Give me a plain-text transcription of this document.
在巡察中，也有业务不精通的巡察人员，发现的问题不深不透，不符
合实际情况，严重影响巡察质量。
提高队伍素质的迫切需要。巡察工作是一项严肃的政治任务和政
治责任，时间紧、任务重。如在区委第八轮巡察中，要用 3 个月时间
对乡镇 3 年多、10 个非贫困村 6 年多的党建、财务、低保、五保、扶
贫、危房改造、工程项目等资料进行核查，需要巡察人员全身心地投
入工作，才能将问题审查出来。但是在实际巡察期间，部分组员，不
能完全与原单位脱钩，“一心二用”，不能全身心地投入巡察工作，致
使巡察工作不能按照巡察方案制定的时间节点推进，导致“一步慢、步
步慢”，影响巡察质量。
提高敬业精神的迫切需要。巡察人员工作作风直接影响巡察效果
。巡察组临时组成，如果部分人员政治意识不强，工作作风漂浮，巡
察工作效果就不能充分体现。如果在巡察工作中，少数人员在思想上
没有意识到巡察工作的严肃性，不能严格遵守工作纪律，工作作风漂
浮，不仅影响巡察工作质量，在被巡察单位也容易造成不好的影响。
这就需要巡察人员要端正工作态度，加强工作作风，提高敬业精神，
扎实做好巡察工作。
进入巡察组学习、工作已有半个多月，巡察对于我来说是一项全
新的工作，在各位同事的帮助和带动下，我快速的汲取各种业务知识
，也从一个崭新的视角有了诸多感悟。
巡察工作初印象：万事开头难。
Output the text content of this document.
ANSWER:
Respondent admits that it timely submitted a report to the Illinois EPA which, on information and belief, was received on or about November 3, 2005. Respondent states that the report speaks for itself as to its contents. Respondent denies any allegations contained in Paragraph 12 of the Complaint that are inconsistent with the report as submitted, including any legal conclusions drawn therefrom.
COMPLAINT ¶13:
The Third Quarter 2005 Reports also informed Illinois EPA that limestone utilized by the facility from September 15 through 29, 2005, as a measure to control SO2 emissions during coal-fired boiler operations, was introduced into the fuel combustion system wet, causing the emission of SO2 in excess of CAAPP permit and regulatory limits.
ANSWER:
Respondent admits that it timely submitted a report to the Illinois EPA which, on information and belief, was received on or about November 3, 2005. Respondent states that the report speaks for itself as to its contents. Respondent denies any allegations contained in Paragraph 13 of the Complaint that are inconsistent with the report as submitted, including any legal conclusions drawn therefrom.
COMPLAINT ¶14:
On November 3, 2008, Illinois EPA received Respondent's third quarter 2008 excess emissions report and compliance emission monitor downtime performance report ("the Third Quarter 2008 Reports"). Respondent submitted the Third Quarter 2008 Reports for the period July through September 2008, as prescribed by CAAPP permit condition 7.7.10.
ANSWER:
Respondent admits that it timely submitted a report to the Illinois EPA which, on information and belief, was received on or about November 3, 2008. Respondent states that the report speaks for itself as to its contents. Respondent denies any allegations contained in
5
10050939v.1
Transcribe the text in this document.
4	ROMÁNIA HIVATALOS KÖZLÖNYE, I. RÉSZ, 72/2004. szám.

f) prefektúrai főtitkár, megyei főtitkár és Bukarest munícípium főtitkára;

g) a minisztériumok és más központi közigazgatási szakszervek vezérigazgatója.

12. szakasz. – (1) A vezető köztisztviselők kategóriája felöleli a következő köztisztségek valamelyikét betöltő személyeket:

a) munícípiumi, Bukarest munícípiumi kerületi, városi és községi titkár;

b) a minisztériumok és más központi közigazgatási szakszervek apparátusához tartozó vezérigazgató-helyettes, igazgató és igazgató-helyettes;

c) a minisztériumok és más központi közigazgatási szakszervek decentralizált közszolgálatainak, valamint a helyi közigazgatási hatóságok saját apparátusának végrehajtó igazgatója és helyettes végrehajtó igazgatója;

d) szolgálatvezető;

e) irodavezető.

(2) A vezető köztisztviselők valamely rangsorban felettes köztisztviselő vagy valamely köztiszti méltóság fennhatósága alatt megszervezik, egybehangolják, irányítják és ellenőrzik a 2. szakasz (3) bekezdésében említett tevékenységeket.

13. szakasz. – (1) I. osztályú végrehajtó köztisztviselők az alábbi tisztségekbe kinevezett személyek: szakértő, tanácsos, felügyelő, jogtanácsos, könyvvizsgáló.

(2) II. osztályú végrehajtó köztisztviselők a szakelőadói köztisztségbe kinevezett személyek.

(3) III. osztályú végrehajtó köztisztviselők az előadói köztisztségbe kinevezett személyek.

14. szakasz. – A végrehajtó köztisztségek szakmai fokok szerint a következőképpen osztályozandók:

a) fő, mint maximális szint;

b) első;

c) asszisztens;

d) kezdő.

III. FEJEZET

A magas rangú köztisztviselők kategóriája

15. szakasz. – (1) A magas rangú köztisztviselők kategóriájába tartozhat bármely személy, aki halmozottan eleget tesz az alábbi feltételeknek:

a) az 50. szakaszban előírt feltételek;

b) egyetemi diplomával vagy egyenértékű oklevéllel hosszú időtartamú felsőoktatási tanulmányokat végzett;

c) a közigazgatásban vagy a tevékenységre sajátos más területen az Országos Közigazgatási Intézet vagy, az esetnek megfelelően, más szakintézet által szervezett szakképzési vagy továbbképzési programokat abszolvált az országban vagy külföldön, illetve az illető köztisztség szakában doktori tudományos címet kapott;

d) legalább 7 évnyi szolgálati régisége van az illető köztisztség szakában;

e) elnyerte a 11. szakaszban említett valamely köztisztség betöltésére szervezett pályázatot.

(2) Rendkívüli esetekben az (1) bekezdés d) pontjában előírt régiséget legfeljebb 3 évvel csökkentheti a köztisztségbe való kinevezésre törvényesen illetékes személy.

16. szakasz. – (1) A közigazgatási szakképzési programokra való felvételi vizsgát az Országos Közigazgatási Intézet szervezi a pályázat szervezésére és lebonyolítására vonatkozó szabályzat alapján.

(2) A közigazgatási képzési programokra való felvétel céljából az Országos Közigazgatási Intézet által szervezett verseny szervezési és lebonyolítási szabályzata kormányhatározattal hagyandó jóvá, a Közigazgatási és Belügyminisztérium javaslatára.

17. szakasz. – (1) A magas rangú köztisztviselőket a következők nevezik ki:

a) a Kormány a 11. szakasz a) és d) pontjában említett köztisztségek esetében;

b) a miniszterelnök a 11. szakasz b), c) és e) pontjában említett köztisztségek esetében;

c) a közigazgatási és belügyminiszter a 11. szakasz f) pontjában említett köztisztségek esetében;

####

Objective - Print the records above exactly as they appear.

Written response -
Give me a plain-text transcription of this document.
在巡察中，也有业务不精通的巡察人员，发现的问题不深不透，不符
合实际情况，严重影响巡察质量。
提高队伍素质的迫切需要。巡察工作是一项严肃的政治任务和政
治责任，时间紧、任务重。如在区委第八轮巡察中，要用 3 个月时间
对乡镇 3 年多、10 个非贫困村 6 年多的党建、财务、低保、五保、扶
贫、危房改造、工程项目等资料进行核查，需要巡察人员全身心地投
入工作，才能将问题审查出来。但是在实际巡察期间，部分组员，不
能完全与原单位脱钩，“一心二用”，不能全身心地投入巡察工作，致
使巡察工作不能按照巡察方案制定的时间节点推进，导致“一步慢、步
步慢”，影响巡察质量。
提高敬业精神的迫切需要。巡察人员工作作风直接影响巡察效果
。巡察组临时组成，如果部分人员政治意识不强，工作作风漂浮，巡
察工作效果就不能充分体现。如果在巡察工作中，少数人员在思想上
没有意识到巡察工作的严肃性，不能严格遵守工作纪律，工作作风漂
浮，不仅影响巡察工作质量，在被巡察单位也容易造成不好的影响。
这就需要巡察人员要端正工作态度，加强工作作风，提高敬业精神，
扎实做好巡察工作。
进入巡察组学习、工作已有半个多月，巡察对于我来说是一项全
新的工作，在各位同事的帮助和带动下，我快速的汲取各种业务知识
，也从一个崭新的视角有了诸多感悟。
巡察工作初印象：万事开头难。
Output the text content of this document.
ANSWER:
Respondent admits that it timely submitted a report to the Illinois EPA which, on information and belief, was received on or about November 3, 2005. Respondent states that the report speaks for itself as to its contents. Respondent denies any allegations contained in Paragraph 12 of the Complaint that are inconsistent with the report as submitted, including any legal conclusions drawn therefrom.
COMPLAINT ¶13:
The Third Quarter 2005 Reports also informed Illinois EPA that limestone utilized by the facility from September 15 through 29, 2005, as a measure to control SO2 emissions during coal-fired boiler operations, was introduced into the fuel combustion system wet, causing the emission of SO2 in excess of CAAPP permit and regulatory limits.
ANSWER:
Respondent admits that it timely submitted a report to the Illinois EPA which, on information and belief, was received on or about November 3, 2005. Respondent states that the report speaks for itself as to its contents. Respondent denies any allegations contained in Paragraph 13 of the Complaint that are inconsistent with the report as submitted, including any legal conclusions drawn therefrom.
COMPLAINT ¶14:
On November 3, 2008, Illinois EPA received Respondent's third quarter 2008 excess emissions report and compliance emission monitor downtime performance report ("the Third Quarter 2008 Reports"). Respondent submitted the Third Quarter 2008 Reports for the period July through September 2008, as prescribed by CAAPP permit condition 7.7.10.
ANSWER:
Respondent admits that it timely submitted a report to the Illinois EPA which, on information and belief, was received on or about November 3, 2008. Respondent states that the report speaks for itself as to its contents. Respondent denies any allegations contained in
5
10050939v.1
Transcribe the text in this document.
4	ROMÁNIA HIVATALOS KÖZLÖNYE, I. RÉSZ, 72/2004. szám.

f) prefektúrai főtitkár, megyei főtitkár és Bukarest munícípium főtitkára;

g) a minisztériumok és más központi közigazgatási szakszervek vezérigazgatója.

12. szakasz. – (1) A vezető köztisztviselők kategóriája felöleli a következő köztisztségek valamelyikét betöltő személyeket:

a) munícípiumi, Bukarest munícípiumi kerületi, városi és községi titkár;

b) a minisztériumok és más központi közigazgatási szakszervek apparátusához tartozó vezérigazgató-helyettes, igazgató és igazgató-helyettes;

c) a minisztériumok és más központi közigazgatási szakszervek decentralizált közszolgálatainak, valamint a helyi közigazgatási hatóságok saját apparátusának végrehajtó igazgatója és helyettes végrehajtó igazgatója;

d) szolgálatvezető;

e) irodavezető.

(2) A vezető köztisztviselők valamely rangsorban felettes köztisztviselő vagy valamely köztiszti méltóság fennhatósága alatt megszervezik, egybehangolják, irányítják és ellenőrzik a 2. szakasz (3) bekezdésében említett tevékenységeket.

13. szakasz. – (1) I. osztályú végrehajtó köztisztviselők az alábbi tisztségekbe kinevezett személyek: szakértő, tanácsos, felügyelő, jogtanácsos, könyvvizsgáló.

(2) II. osztályú végrehajtó köztisztviselők a szakelőadói köztisztségbe kinevezett személyek.

(3) III. osztályú végrehajtó köztisztviselők az előadói köztisztségbe kinevezett személyek.

14. szakasz. – A végrehajtó köztisztségek szakmai fokok szerint a következőképpen osztályozandók:

a) fő, mint maximális szint;

b) első;

c) asszisztens;

d) kezdő.

III. FEJEZET

A magas rangú köztisztviselők kategóriája

15. szakasz. – (1) A magas rangú köztisztviselők kategóriájába tartozhat bármely személy, aki halmozottan eleget tesz az alábbi feltételeknek:

a) az 50. szakaszban előírt feltételek;

b) egyetemi diplomával vagy egyenértékű oklevéllel hosszú időtartamú felsőoktatási tanulmányokat végzett;

c) a közigazgatásban vagy a tevékenységre sajátos más területen az Országos Közigazgatási Intézet vagy, az esetnek megfelelően, más szakintézet által szervezett szakképzési vagy továbbképzési programokat abszolvált az országban vagy külföldön, illetve az illető köztisztség szakában doktori tudományos címet kapott;

d) legalább 7 évnyi szolgálati régisége van az illető köztisztség szakában;

e) elnyerte a 11. szakaszban említett valamely köztisztség betöltésére szervezett pályázatot.

(2) Rendkívüli esetekben az (1) bekezdés d) pontjában előírt régiséget legfeljebb 3 évvel csökkentheti a köztisztségbe való kinevezésre törvényesen illetékes személy.

16. szakasz. – (1) A közigazgatási szakképzési programokra való felvételi vizsgát az Országos Közigazgatási Intézet szervezi a pályázat szervezésére és lebonyolítására vonatkozó szabályzat alapján.

(2) A közigazgatási képzési programokra való felvétel céljából az Országos Közigazgatási Intézet által szervezett verseny szervezési és lebonyolítási szabályzata kormányhatározattal hagyandó jóvá, a Közigazgatási és Belügyminisztérium javaslatára.

17. szakasz. – (1) A magas rangú köztisztviselőket a következők nevezik ki:

a) a Kormány a 11. szakasz a) és d) pontjában említett köztisztségek esetében;

b) a miniszterelnök a 11. szakasz b), c) és e) pontjában említett köztisztségek esetében;

c) a közigazgatási és belügyminiszter a 11. szakasz f) pontjában említett köztisztségek esetében;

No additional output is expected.